▶ Written task
Retype every entry in its entirety, without alteration.

▶ Data in this exercise
------
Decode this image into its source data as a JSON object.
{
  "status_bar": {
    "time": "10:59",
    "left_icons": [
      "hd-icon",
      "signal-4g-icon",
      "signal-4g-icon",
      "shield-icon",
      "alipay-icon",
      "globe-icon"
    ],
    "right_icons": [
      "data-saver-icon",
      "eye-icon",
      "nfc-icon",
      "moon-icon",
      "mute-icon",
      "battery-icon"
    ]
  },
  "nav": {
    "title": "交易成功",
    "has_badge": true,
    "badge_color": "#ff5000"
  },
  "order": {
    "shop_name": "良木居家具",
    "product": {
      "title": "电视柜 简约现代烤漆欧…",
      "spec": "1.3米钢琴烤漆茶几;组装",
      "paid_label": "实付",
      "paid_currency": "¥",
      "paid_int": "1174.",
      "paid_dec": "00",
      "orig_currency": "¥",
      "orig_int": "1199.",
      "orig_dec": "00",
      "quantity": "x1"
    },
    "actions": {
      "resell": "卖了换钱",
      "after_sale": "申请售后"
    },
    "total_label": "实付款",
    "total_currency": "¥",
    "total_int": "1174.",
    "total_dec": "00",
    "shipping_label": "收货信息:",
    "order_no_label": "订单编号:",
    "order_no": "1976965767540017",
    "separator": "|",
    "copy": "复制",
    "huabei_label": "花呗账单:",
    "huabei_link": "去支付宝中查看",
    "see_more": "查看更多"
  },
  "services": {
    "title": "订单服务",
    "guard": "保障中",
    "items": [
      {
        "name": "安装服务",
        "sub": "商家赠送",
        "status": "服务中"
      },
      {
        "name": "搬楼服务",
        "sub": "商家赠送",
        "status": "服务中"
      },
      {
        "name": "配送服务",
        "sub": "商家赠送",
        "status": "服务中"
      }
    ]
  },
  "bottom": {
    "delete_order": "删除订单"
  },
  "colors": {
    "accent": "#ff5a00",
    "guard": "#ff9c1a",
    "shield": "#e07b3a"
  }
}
------
▶ Expected output
Decode this image into its source data as a JSON object.
{
  "status_bar": {
    "time": "10:59",
    "left_icons": [
      "hd-icon",
      "signal-4g-icon",
      "signal-4g-icon",
      "shield-icon",
      "alipay-icon",
      "globe-icon"
    ],
    "right_icons": [
      "data-saver-icon",
      "eye-icon",
      "nfc-icon",
      "moon-icon",
      "mute-icon",
      "battery-icon"
    ]
  },
  "nav": {
    "title": "交易成功",
    "has_badge": true,
    "badge_color": "#ff5000"
  },
  "order": {
    "shop_name": "良木居家具",
    "product": {
      "title": "电视柜 简约现代烤漆欧…",
      "spec": "1.3米钢琴烤漆茶几;组装",
      "paid_label": "实付",
      "paid_currency": "¥",
      "paid_int": "1174.",
      "paid_dec": "00",
      "orig_currency": "¥",
      "orig_int": "1199.",
      "orig_dec": "00",
      "quantity": "x1"
    },
    "actions": {
      "resell": "卖了换钱",
      "after_sale": "申请售后"
    },
    "total_label": "实付款",
    "total_currency": "¥",
    "total_int": "1174.",
    "total_dec": "00",
    "shipping_label": "收货信息:",
    "order_no_label": "订单编号:",
    "order_no": "1976965767540017",
    "separator": "|",
    "copy": "复制",
    "huabei_label": "花呗账单:",
    "huabei_link": "去支付宝中查看",
    "see_more": "查看更多"
  },
  "services": {
    "title": "订单服务",
    "guard": "保障中",
    "items": [
      {
        "name": "安装服务",
        "sub": "商家赠送",
        "status": "服务中"
      },
      {
        "name": "搬楼服务",
        "sub": "商家赠送",
        "status": "服务中"
      },
      {
        "name": "配送服务",
        "sub": "商家赠送",
        "status": "服务中"
      }
    ]
  },
  "bottom": {
    "delete_order": "删除订单"
  },
  "colors": {
    "accent": "#ff5a00",
    "guard": "#ff9c1a",
    "shield": "#e07b3a"
  }
}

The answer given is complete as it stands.